+++ Document excerpt +++

And there are many instances where those two services, supplied by a telco, face grueling odds. If cable has 60 percent share of internet access, with networks able to supply 1 Gbps now, and having a glide path to 10 Gbps, then a telco building FTTH is playing catch-up, and no more. How many observers are confident that a telco can ever gain more than 44 percent share in the U.S. residential market, at scale? Perhaps not many.


The number of third parties entering the consumer fixed network business, mostly leading with internet access, slowly is growing. And that means the residential market becomes, in some areas, a three-provider market, further limiting potential telco gains.


Video helps the business case in urban and suburban markets, but always has been a money-loser in rural areas, and in any case is a mature and declining revenue source.


Some might argue that, in the 5G and succeeding eras of mobility, the primary value of a fixed network is backhaul. That might be an overstatement, but is directionally correct. Even cable operators expect wireless backhaul to be an important opportunity.


That is why a wave of asset dispositions, which have had fixed network operators selling fixed network assets, has happened. Most recently, CenturyLink has said it is open to selling the consumer business it operates.


The bottom line is that the market limits the potential for profitable telco investments in FTTH.


All of that sharply limits telco options in the next-generation network area. The business case for FTTH simply might not work, and yet abandoning the business also often is impossible (the assets cannot easily be sold).


All that explains the interest in 5G mobile and fixed wireless access. As mobile substitution for fixed service has cannibalized fixed voice, so the hope is that wireless internet access can become an effective substitute for fixed connections. For AT&T and Verizon, that is the business answer to next-generation fixed networks where the FTTH business case does not work.


For T-Mobile US, fixed wireless is a way to participate in the fixed networks businesses it could not enter as a mobile-only service provider. For cable operators, fixed wireless is an obvious way to enter adjacent markets without full fixed network overbuilds.


Other markets might have more-favorable upside from FTTH. But it is hard to avoid the conclusion that, in a great many portions of the U.S. consumer fixed networks business, cable operators have market share that telcos will be very hard pressed to attack.


Consumer internet access speeds must be boosted, to stay within reach of cable offers, and to maintain the value of their fixed networks. Doing so when FTTH does not offer a payback is the challenge 5G fixed wireless is meant to solve.  

Sunday, October 10, 2021

What Has Changed for FTTH?

For more than two decades, U.S. cable operators have won the market share battle with telcos (net new additions) as well as the installed base battle (percentage of total customers). That appears poised to change, with telcos now believed to be possible installed base gainers. 


To accomplish that, telcos also would likely have to win the market share (net new additions) battle. We haven’t seen that in two decades (some might argue telcos never have won the market share battles) but it seems possible for the first time.

+++

Instruction 1 — In the passage on telco broadband competition, replace "telco" with "phone company" throughout the part starting with "And there are" and going on through "Perhaps not many.", and write that part out.
The text and the rows that follow have no connection to each other.

+++ Entries shown +++

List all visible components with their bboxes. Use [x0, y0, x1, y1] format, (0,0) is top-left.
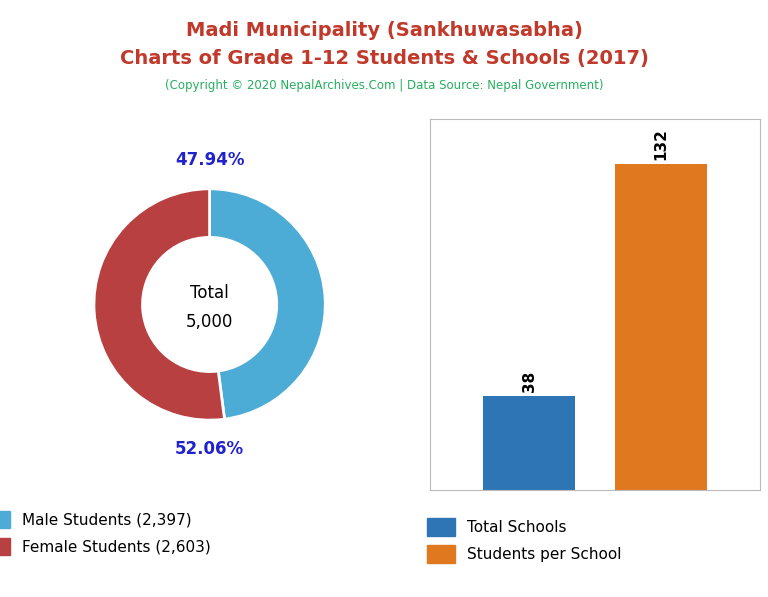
Text: 132: 132	[654, 128, 669, 160]
Bar	[483, 396, 575, 490]
Wedge shape	[210, 189, 326, 419]
Wedge shape	[94, 189, 224, 420]
Text: Madi Municipality (Sankhuwasabha): Madi Municipality (Sankhuwasabha)	[186, 21, 582, 40]
Text: 38: 38	[521, 371, 537, 392]
Text: Total: Total	[190, 284, 229, 302]
Text: 5,000: 5,000	[186, 313, 233, 331]
Text: 52.06%: 52.06%	[175, 440, 244, 458]
Bar	[615, 164, 707, 490]
Legend: Male Students (2,397), Female Students (2,603): Male Students (2,397), Female Students (…	[0, 504, 217, 561]
Text: (Copyright © 2020 NepalArchives.Com | Data Source: Nepal Government): (Copyright © 2020 NepalArchives.Com | Da…	[165, 79, 603, 92]
Text: 47.94%: 47.94%	[175, 151, 244, 169]
Text: Charts of Grade 1-12 Students & Schools (2017): Charts of Grade 1-12 Students & Schools …	[120, 49, 648, 68]
Legend: Total Schools, Students per School: Total Schools, Students per School	[421, 512, 627, 569]
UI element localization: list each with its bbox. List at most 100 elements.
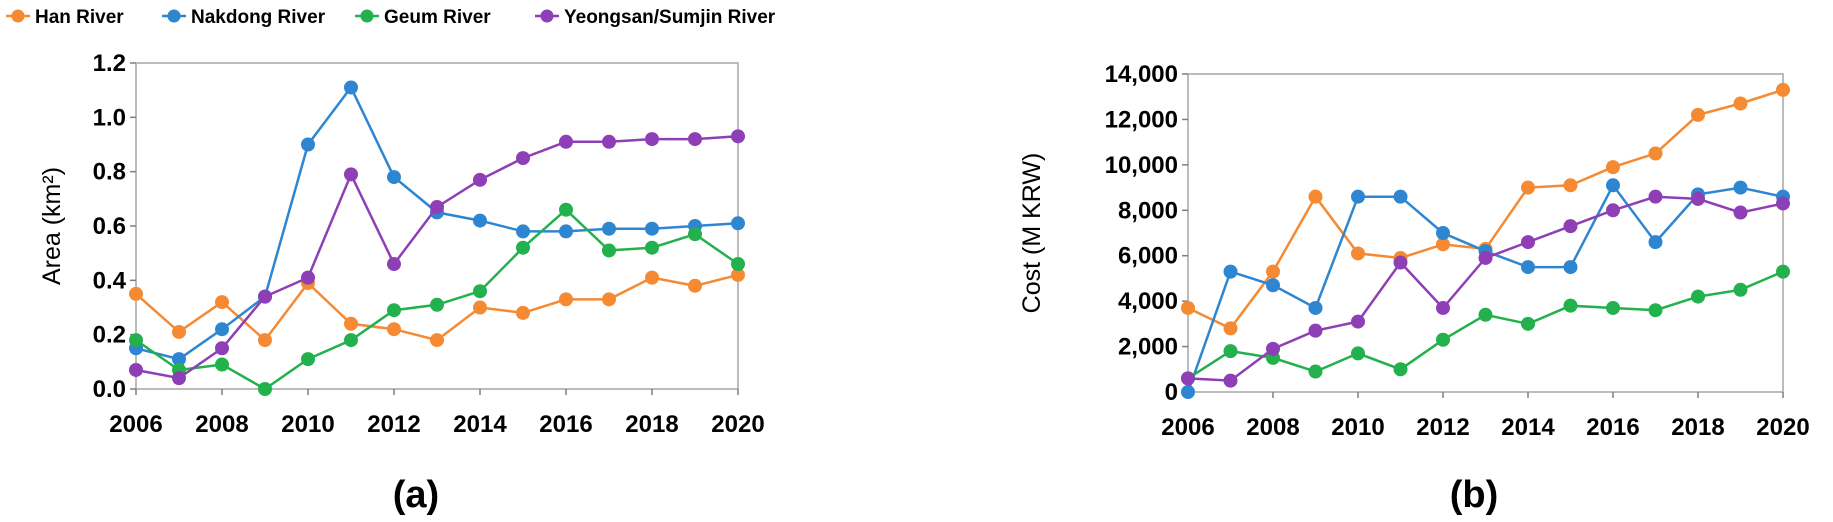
data-point-yeongsan-sumjin-river	[1521, 235, 1535, 250]
data-point-yeongsan-sumjin-river	[1266, 341, 1280, 356]
y-tick-label: 0.8	[93, 159, 126, 186]
data-point-nakdong-river	[215, 322, 229, 337]
x-tick-label: 2014	[1501, 414, 1555, 441]
data-point-han-river	[344, 316, 358, 331]
y-tick-label: 8,000	[1118, 197, 1178, 224]
data-point-nakdong-river	[645, 221, 659, 236]
y-tick-label: 1.0	[93, 104, 126, 131]
data-point-han-river	[1521, 180, 1535, 195]
data-point-nakdong-river	[1223, 264, 1238, 279]
data-point-nakdong-river	[473, 213, 487, 228]
legend-label-geum-river: Geum River	[384, 7, 491, 28]
data-point-nakdong-river	[1181, 385, 1195, 399]
data-point-han-river	[1776, 82, 1790, 97]
data-point-nakdong-river	[1648, 235, 1663, 250]
chart-cost: 0 2,000 4,000 6,000 8,000 10,000 12,000 14,000 2…	[1018, 61, 1810, 516]
data-point-geum-river	[688, 227, 702, 242]
data-point-nakdong-river	[1563, 260, 1578, 275]
data-point-geum-river	[602, 243, 616, 258]
data-point-han-river	[129, 286, 143, 301]
y-tick-label: 10,000	[1105, 152, 1178, 179]
legend-marker-yeongsan-sumjin-river	[540, 9, 554, 23]
data-point-nakdong-river	[172, 352, 186, 367]
data-point-nakdong-river	[1266, 278, 1280, 293]
data-point-yeongsan-sumjin-river	[1691, 191, 1705, 206]
data-point-geum-river	[301, 352, 315, 367]
data-point-nakdong-river	[1733, 180, 1748, 195]
legend-label-han-river: Han River	[35, 7, 124, 28]
data-point-nakdong-river	[387, 170, 401, 185]
data-point-yeongsan-sumjin-river	[1223, 373, 1238, 388]
data-point-geum-river	[344, 333, 358, 348]
data-point-geum-river	[1521, 316, 1535, 331]
data-point-yeongsan-sumjin-river	[731, 129, 745, 144]
data-point-yeongsan-sumjin-river	[1308, 323, 1323, 338]
data-point-geum-river	[1606, 300, 1620, 315]
x-tick-label: 2012	[1416, 414, 1469, 441]
y-tick-label: 0.2	[93, 322, 126, 349]
data-point-han-river	[1733, 96, 1748, 111]
data-point-yeongsan-sumjin-river	[602, 134, 616, 149]
data-point-han-river	[215, 295, 229, 310]
x-tick-label: 2016	[1586, 414, 1639, 441]
data-point-geum-river	[1308, 364, 1323, 379]
data-point-han-river	[1223, 321, 1238, 336]
y-tick-label: 1.2	[93, 50, 126, 77]
data-point-nakdong-river	[731, 216, 745, 231]
panel-label: (a)	[393, 474, 439, 516]
x-tick-label: 2014	[453, 411, 507, 438]
data-point-yeongsan-sumjin-river	[645, 132, 659, 147]
data-point-geum-river	[1691, 289, 1705, 304]
data-point-han-river	[430, 333, 444, 348]
x-tick-label: 2018	[1671, 414, 1724, 441]
data-point-yeongsan-sumjin-river	[258, 289, 272, 304]
y-tick-label: 0.4	[93, 267, 127, 294]
data-point-nakdong-river	[1521, 260, 1535, 275]
series-nakdong-river	[129, 80, 745, 367]
data-point-nakdong-river	[602, 221, 616, 236]
legend-marker-nakdong-river	[167, 9, 181, 23]
data-point-han-river	[602, 292, 616, 307]
x-tick-label: 2006	[1161, 414, 1214, 441]
data-point-geum-river	[1351, 346, 1365, 361]
data-point-yeongsan-sumjin-river	[1393, 255, 1408, 270]
data-point-yeongsan-sumjin-river	[215, 341, 229, 356]
legend-label-yeongsan-sumjin-river: Yeongsan/Sumjin River	[564, 7, 776, 28]
data-point-han-river	[1606, 160, 1620, 175]
data-point-nakdong-river	[344, 80, 358, 95]
data-point-yeongsan-sumjin-river	[1563, 219, 1578, 234]
data-point-yeongsan-sumjin-river	[1478, 250, 1493, 265]
x-tick-label: 2008	[1246, 414, 1299, 441]
x-tick-label: 2012	[367, 411, 420, 438]
data-point-geum-river	[129, 333, 143, 348]
data-point-geum-river	[473, 284, 487, 299]
data-point-nakdong-river	[1308, 300, 1323, 315]
series-yeongsan-sumjin-river	[129, 129, 745, 386]
data-point-nakdong-river	[1436, 226, 1450, 240]
y-tick-label: 2,000	[1118, 334, 1178, 361]
y-axis-title: Area (km²)	[38, 167, 66, 285]
data-point-yeongsan-sumjin-river	[430, 199, 444, 214]
y-tick-label: 6,000	[1118, 243, 1178, 270]
y-tick-label: 4,000	[1118, 288, 1178, 315]
data-point-geum-river	[215, 357, 229, 372]
data-point-geum-river	[1393, 362, 1408, 377]
x-tick-label: 2010	[281, 411, 334, 438]
data-point-han-river	[1308, 189, 1323, 204]
series-yeongsan-sumjin-river	[1181, 189, 1790, 388]
data-point-yeongsan-sumjin-river	[1436, 300, 1450, 315]
data-point-nakdong-river	[516, 224, 530, 239]
data-point-han-river	[387, 322, 401, 337]
data-point-han-river	[516, 305, 530, 320]
data-point-yeongsan-sumjin-river	[344, 167, 358, 182]
y-tick-label: 0.6	[93, 213, 126, 240]
x-tick-label: 2008	[195, 411, 248, 438]
data-point-geum-river	[731, 257, 745, 272]
data-point-yeongsan-sumjin-river	[473, 172, 487, 187]
data-point-yeongsan-sumjin-river	[688, 132, 702, 147]
x-tick-label: 2018	[625, 411, 678, 438]
x-tick-label: 2020	[1756, 414, 1809, 441]
data-point-han-river	[731, 267, 745, 282]
data-point-han-river	[1351, 246, 1365, 261]
legend-marker-han-river	[11, 9, 25, 23]
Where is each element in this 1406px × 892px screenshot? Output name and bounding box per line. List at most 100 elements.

+++

Instruction 2 — Duplicate the lines of the rows starting with the line with "235, 1535, 250]" and going on through the line with "7, 491, 28]", leaving each line unchanged.

Task response 1 —
And there are many instances where those two services, supplied by a phone company, face grueling odds. If cable has 60 percent share of internet access, with networks able to supply 1 Gbps now, and having a glide path to 10 Gbps, then a phone company building FTTH is playing catch-up, and no more. How many observers are confident that a phone company can ever gain more than 44 percent share in the U.S. residential market, at scale? Perhaps not many.

Task response 2 —
data-point-yeongsan-sumjin-river	[1521, 235, 1535, 250]
data-point-yeongsan-sumjin-river	[1266, 341, 1280, 356]
y-tick-label: 0.8	[93, 159, 126, 186]
data-point-nakdong-river	[215, 322, 229, 337]
x-tick-label: 2014	[1501, 414, 1555, 441]
data-point-han-river	[344, 316, 358, 331]
y-tick-label: 8,000	[1118, 197, 1178, 224]
data-point-nakdong-river	[645, 221, 659, 236]
y-tick-label: 1.0	[93, 104, 126, 131]
data-point-han-river	[1521, 180, 1535, 195]
data-point-nakdong-river	[1223, 264, 1238, 279]
data-point-nakdong-river	[473, 213, 487, 228]
legend-label-geum-river: Geum River	[384, 7, 491, 28]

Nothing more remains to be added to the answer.